## RECORDS FOR THIS TASK

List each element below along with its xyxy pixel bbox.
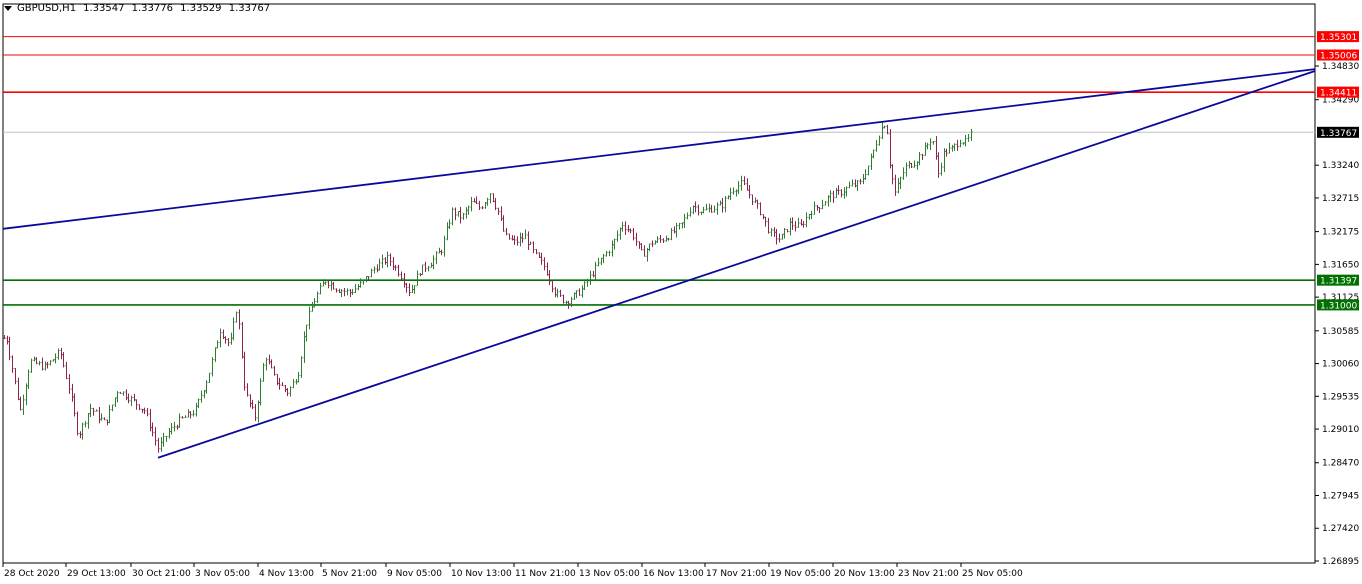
chart-header: GBPUSD,H1 1.33547 1.33776 1.33529 1.3376…	[4, 3, 270, 14]
ohlc-values: 1.33547 1.33776 1.33529 1.33767	[79, 3, 270, 14]
x-tick-label: 30 Oct 21:00	[132, 569, 191, 579]
x-tick-label: 5 Nov 21:00	[322, 569, 377, 579]
level-price-tag	[1317, 31, 1359, 43]
y-tick-label: 1.30585	[1322, 327, 1359, 337]
x-tick-label: 3 Nov 05:00	[195, 569, 250, 579]
x-tick-label: 25 Nov 05:00	[962, 569, 1023, 579]
close-value: 1.33767	[228, 3, 271, 14]
y-tick-label: 1.26895	[1322, 557, 1359, 567]
x-tick-label: 28 Oct 2020	[4, 569, 60, 579]
level-price-tag	[1317, 299, 1359, 311]
y-tick-label: 1.34830	[1322, 62, 1359, 72]
y-tick-label: 1.27945	[1322, 491, 1359, 501]
x-tick-label: 17 Nov 21:00	[706, 569, 767, 579]
y-tick-label: 1.28470	[1322, 459, 1359, 469]
trendline[interactable]	[157, 70, 1316, 459]
high-value: 1.33776	[131, 3, 173, 14]
low-value: 1.33529	[180, 3, 222, 14]
level-price-tag	[1317, 49, 1359, 61]
dropdown-triangle-icon[interactable]	[4, 6, 12, 11]
x-tick-label: 9 Nov 05:00	[387, 569, 442, 579]
x-tick-label: 20 Nov 13:00	[834, 569, 895, 579]
level-price-tag	[1317, 126, 1359, 138]
y-tick-label: 1.32175	[1322, 228, 1359, 238]
x-tick-label: 19 Nov 05:00	[770, 569, 831, 579]
plot-border	[2, 3, 1316, 564]
y-tick-label: 1.29535	[1322, 392, 1359, 402]
x-tick-label: 23 Nov 21:00	[898, 569, 959, 579]
x-tick-label: 16 Nov 13:00	[643, 569, 704, 579]
x-tick-label: 4 Nov 13:00	[259, 569, 314, 579]
y-tick-label: 1.27420	[1322, 524, 1359, 534]
level-price-tag	[1317, 86, 1359, 98]
level-price-label: 1.31000	[1320, 301, 1357, 311]
y-tick-label: 1.32715	[1322, 194, 1359, 204]
level-price-tag	[1317, 274, 1359, 286]
x-tick-label: 29 Oct 13:00	[67, 569, 126, 579]
y-tick-label: 1.29010	[1322, 425, 1359, 435]
symbol-label: GBPUSD,H1	[17, 3, 77, 14]
y-tick-label: 1.31650	[1322, 260, 1359, 270]
open-value: 1.33547	[83, 3, 125, 14]
x-tick-label: 11 Nov 21:00	[515, 569, 576, 579]
y-tick-label: 1.33240	[1322, 161, 1359, 171]
x-tick-label: 10 Nov 13:00	[451, 569, 512, 579]
y-tick-label: 1.34290	[1322, 96, 1359, 106]
y-tick-label: 1.30060	[1322, 360, 1359, 370]
level-price-label: 1.34411	[1320, 89, 1357, 99]
level-price-label: 1.35006	[1320, 52, 1357, 62]
level-price-label: 1.31397	[1320, 277, 1357, 287]
trendline[interactable]	[2, 68, 1316, 230]
level-price-label: 1.33767	[1320, 129, 1357, 139]
x-tick-label: 13 Nov 05:00	[579, 569, 640, 579]
level-price-label: 1.35301	[1320, 33, 1357, 43]
y-tick-label: 1.31125	[1322, 293, 1359, 303]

## GIVEN REQUEST
Turn the lines above into a numbered list, skipping any blank lines. Leave the picture out.

## REPLY TO THE TASK
1. List each element below along with its xyxy pixel bbox.
2. chart-header: GBPUSD,H1 1.33547 1.33776 1.33529 1.3376…	[4, 3, 270, 14]
3. ohlc-values: 1.33547 1.33776 1.33529 1.33767	[79, 3, 270, 14]
4. x-tick-label: 30 Oct 21:00	[132, 569, 191, 579]
5. x-tick-label: 5 Nov 21:00	[322, 569, 377, 579]
6. level-price-tag	[1317, 31, 1359, 43]
7. y-tick-label: 1.30585	[1322, 327, 1359, 337]
8. x-tick-label: 3 Nov 05:00	[195, 569, 250, 579]
9. x-tick-label: 25 Nov 05:00	[962, 569, 1023, 579]
10. close-value: 1.33767	[228, 3, 271, 14]
11. y-tick-label: 1.26895	[1322, 557, 1359, 567]
12. x-tick-label: 28 Oct 2020	[4, 569, 60, 579]
13. level-price-tag	[1317, 299, 1359, 311]
14. y-tick-label: 1.34830	[1322, 62, 1359, 72]
15. y-tick-label: 1.27945	[1322, 491, 1359, 501]
16. x-tick-label: 17 Nov 21:00	[706, 569, 767, 579]
17. y-tick-label: 1.28470	[1322, 459, 1359, 469]
18. trendline[interactable]	[157, 70, 1316, 459]
19. high-value: 1.33776	[131, 3, 173, 14]
20. low-value: 1.33529	[180, 3, 222, 14]
21. level-price-tag	[1317, 49, 1359, 61]
22. dropdown-triangle-icon[interactable]	[4, 6, 12, 11]
23. x-tick-label: 9 Nov 05:00	[387, 569, 442, 579]
24. x-tick-label: 20 Nov 13:00	[834, 569, 895, 579]
25. level-price-tag	[1317, 126, 1359, 138]
26. y-tick-label: 1.32175	[1322, 228, 1359, 238]
27. x-tick-label: 19 Nov 05:00	[770, 569, 831, 579]
28. plot-border	[2, 3, 1316, 564]
29. y-tick-label: 1.29535	[1322, 392, 1359, 402]
30. x-tick-label: 23 Nov 21:00	[898, 569, 959, 579]
31. x-tick-label: 16 Nov 13:00	[643, 569, 704, 579]
32. x-tick-label: 4 Nov 13:00	[259, 569, 314, 579]
33. y-tick-label: 1.27420	[1322, 524, 1359, 534]
34. level-price-tag	[1317, 86, 1359, 98]
35. level-price-label: 1.31000	[1320, 301, 1357, 311]
36. y-tick-label: 1.32715	[1322, 194, 1359, 204]
37. level-price-tag	[1317, 274, 1359, 286]
38. x-tick-label: 29 Oct 13:00	[67, 569, 126, 579]
39. y-tick-label: 1.29010	[1322, 425, 1359, 435]
40. symbol-label: GBPUSD,H1	[17, 3, 77, 14]
41. y-tick-label: 1.31650	[1322, 260, 1359, 270]
42. open-value: 1.33547	[83, 3, 125, 14]
43. x-tick-label: 11 Nov 21:00	[515, 569, 576, 579]
44. y-tick-label: 1.33240	[1322, 161, 1359, 171]
45. x-tick-label: 10 Nov 13:00	[451, 569, 512, 579]
46. y-tick-label: 1.34290	[1322, 96, 1359, 106]
47. y-tick-label: 1.30060	[1322, 360, 1359, 370]
48. level-price-label: 1.34411	[1320, 89, 1357, 99]
49. level-price-label: 1.35006	[1320, 52, 1357, 62]
50. level-price-label: 1.31397	[1320, 277, 1357, 287]
51. trendline[interactable]	[2, 68, 1316, 230]
52. level-price-label: 1.33767	[1320, 129, 1357, 139]
53. x-tick-label: 13 Nov 05:00	[579, 569, 640, 579]
54. level-price-label: 1.35301	[1320, 33, 1357, 43]
55. y-tick-label: 1.31125	[1322, 293, 1359, 303]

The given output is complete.